▶ [What is expected]:
Only a number is wanted. Count the lines holding the string "this".
#####
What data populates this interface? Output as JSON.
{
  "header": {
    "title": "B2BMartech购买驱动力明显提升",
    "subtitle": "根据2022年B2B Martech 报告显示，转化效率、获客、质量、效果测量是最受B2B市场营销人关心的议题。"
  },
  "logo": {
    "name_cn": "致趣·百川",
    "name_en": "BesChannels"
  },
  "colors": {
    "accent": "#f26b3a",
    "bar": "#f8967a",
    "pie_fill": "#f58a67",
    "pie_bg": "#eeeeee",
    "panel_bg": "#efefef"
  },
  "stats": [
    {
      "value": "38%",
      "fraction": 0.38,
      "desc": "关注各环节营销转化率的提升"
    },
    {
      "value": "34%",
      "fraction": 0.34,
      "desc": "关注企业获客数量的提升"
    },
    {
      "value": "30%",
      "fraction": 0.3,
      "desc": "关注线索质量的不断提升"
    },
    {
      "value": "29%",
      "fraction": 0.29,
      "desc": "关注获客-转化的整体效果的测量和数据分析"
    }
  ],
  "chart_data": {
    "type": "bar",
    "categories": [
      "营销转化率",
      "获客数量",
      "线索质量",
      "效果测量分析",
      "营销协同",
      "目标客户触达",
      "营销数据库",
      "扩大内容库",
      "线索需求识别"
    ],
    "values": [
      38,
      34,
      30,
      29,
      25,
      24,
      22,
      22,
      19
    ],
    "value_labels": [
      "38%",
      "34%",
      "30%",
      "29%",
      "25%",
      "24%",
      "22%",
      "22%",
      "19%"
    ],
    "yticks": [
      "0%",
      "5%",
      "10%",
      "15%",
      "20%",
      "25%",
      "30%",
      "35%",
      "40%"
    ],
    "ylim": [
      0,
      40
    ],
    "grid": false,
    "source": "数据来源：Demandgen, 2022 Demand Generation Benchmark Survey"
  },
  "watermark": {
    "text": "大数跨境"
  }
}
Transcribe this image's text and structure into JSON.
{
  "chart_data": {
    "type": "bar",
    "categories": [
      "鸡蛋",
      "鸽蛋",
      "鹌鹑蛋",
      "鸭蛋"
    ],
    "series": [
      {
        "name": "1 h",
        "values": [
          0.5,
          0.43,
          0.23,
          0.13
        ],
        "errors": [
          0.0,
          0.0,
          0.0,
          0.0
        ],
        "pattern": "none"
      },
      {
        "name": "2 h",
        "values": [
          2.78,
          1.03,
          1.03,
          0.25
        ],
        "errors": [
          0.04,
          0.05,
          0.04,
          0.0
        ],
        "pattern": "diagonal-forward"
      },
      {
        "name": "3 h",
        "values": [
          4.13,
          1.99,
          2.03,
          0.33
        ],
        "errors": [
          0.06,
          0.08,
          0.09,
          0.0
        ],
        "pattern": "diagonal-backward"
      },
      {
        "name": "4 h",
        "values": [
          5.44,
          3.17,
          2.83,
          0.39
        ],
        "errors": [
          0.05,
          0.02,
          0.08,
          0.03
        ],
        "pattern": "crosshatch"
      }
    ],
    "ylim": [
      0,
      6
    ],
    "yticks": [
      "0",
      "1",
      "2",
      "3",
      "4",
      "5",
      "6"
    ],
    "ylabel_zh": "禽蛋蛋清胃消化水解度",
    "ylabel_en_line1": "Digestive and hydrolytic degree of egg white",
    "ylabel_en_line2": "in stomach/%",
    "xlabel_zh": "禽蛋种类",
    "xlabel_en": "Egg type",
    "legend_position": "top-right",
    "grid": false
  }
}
#####
▶ [The completed task]:
2